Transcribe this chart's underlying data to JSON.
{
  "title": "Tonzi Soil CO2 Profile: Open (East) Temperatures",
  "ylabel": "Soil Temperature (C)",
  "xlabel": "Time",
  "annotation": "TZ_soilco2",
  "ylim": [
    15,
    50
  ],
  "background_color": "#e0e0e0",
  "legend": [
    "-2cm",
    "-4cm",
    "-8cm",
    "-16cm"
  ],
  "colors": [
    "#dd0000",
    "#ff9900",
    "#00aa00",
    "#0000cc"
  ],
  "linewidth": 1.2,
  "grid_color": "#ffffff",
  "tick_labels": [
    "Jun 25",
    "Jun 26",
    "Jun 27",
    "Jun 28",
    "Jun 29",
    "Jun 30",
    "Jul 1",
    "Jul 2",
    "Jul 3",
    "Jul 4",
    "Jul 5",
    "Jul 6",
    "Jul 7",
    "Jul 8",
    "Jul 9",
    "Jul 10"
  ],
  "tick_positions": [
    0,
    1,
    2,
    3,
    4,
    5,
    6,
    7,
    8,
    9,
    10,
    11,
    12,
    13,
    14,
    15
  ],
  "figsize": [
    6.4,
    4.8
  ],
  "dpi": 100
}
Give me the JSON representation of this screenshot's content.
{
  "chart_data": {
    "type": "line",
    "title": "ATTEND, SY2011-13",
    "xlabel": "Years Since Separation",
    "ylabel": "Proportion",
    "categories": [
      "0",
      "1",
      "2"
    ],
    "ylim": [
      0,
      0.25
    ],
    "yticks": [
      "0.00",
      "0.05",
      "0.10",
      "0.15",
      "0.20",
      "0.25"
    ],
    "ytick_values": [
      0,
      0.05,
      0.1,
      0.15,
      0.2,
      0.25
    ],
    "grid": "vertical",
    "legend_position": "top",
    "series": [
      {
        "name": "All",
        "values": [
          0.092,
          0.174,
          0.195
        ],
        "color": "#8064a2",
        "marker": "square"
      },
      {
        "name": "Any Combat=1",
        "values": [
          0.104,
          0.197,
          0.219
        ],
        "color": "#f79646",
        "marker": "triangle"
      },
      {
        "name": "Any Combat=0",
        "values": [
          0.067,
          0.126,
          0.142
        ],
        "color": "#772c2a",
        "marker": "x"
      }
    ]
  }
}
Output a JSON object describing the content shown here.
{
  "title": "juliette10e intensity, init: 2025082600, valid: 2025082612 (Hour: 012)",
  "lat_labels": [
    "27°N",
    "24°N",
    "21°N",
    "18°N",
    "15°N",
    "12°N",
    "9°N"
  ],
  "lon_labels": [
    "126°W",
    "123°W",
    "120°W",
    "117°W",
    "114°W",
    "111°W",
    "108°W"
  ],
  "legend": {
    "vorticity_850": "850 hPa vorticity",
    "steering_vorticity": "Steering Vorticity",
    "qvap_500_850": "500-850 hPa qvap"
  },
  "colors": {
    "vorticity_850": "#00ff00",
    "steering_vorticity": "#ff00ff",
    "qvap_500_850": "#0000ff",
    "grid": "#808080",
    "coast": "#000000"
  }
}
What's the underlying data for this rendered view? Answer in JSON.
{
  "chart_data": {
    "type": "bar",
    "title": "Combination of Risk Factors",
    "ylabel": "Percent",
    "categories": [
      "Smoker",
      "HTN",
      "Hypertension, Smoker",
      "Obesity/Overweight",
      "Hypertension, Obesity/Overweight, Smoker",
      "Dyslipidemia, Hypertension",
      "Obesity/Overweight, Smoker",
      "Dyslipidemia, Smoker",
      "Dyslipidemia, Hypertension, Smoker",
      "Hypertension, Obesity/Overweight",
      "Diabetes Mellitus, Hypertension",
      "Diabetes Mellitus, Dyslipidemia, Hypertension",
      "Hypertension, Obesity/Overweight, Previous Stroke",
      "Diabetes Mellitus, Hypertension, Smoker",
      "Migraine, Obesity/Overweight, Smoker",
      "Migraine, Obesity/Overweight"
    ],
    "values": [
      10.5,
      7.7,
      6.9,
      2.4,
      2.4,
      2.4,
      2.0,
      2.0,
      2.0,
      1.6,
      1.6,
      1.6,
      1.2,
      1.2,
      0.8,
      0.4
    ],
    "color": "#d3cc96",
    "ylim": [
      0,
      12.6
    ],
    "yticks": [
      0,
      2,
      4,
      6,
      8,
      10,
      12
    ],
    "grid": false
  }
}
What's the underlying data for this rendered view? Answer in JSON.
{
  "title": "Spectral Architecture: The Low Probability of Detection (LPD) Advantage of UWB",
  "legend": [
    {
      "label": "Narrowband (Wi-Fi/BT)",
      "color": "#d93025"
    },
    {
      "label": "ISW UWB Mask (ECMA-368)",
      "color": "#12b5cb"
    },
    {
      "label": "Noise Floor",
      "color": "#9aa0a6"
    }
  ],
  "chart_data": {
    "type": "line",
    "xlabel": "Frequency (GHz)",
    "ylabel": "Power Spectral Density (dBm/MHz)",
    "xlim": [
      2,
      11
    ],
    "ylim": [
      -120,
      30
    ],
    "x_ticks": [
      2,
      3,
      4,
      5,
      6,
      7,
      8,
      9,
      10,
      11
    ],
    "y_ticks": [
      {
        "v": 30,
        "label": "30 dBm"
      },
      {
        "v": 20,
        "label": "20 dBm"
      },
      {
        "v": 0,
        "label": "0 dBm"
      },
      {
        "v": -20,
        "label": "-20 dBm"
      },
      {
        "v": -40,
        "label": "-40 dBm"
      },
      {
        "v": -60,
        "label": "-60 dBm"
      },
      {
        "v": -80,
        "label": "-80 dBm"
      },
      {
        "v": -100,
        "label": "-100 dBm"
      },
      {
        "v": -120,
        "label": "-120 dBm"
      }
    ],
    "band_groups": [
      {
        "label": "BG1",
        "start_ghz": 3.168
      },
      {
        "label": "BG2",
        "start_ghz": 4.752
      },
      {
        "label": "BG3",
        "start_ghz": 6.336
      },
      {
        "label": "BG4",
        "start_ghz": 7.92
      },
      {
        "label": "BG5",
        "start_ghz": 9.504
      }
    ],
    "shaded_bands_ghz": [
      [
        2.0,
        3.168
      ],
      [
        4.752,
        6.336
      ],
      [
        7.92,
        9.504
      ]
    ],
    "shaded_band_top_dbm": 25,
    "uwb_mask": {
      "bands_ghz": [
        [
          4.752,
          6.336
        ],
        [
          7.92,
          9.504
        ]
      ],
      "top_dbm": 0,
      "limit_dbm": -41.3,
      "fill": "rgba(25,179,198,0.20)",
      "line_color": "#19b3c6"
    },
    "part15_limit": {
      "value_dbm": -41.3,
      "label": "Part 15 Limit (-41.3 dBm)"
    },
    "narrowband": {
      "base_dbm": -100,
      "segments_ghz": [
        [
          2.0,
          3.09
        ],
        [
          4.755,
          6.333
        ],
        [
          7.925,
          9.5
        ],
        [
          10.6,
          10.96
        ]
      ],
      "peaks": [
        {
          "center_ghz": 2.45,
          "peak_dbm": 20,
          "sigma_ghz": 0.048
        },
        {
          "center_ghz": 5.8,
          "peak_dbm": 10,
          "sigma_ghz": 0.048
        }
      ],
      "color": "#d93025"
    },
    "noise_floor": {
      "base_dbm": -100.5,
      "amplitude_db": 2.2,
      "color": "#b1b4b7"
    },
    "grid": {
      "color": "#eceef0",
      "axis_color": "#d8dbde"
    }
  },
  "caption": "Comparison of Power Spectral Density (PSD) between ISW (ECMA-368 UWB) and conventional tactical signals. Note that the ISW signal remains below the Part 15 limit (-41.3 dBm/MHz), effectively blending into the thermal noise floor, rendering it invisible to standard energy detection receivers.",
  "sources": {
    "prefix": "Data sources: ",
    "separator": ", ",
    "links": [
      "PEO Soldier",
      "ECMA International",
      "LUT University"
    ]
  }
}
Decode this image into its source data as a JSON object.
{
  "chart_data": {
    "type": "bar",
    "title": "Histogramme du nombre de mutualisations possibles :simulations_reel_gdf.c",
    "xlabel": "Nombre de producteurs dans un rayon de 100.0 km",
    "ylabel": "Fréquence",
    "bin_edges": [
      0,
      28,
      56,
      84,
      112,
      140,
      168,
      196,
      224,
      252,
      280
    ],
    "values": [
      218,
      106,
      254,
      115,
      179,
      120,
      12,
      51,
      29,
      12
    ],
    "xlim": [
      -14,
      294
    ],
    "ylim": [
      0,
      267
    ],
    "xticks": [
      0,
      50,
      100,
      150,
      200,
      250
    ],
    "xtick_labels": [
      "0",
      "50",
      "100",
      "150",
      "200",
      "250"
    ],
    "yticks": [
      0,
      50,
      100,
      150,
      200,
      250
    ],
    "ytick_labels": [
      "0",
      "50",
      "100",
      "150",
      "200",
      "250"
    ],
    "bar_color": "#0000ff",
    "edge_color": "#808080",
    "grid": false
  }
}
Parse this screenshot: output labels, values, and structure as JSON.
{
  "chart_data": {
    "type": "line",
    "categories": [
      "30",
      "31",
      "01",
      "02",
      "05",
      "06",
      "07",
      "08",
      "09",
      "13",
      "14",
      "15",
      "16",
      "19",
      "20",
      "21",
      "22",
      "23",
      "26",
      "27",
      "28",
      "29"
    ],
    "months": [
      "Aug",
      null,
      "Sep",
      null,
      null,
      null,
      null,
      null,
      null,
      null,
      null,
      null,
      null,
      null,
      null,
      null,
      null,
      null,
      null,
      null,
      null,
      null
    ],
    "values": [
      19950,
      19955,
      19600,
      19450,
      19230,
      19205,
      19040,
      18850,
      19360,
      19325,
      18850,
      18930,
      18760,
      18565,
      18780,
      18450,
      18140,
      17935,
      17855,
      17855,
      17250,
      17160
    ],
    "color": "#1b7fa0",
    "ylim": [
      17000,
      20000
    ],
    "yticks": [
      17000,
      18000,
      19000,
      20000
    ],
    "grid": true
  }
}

• **Problem to solve**
Tally the lines containing "screenshot". Provide the number without any other words.

• **Output below**
2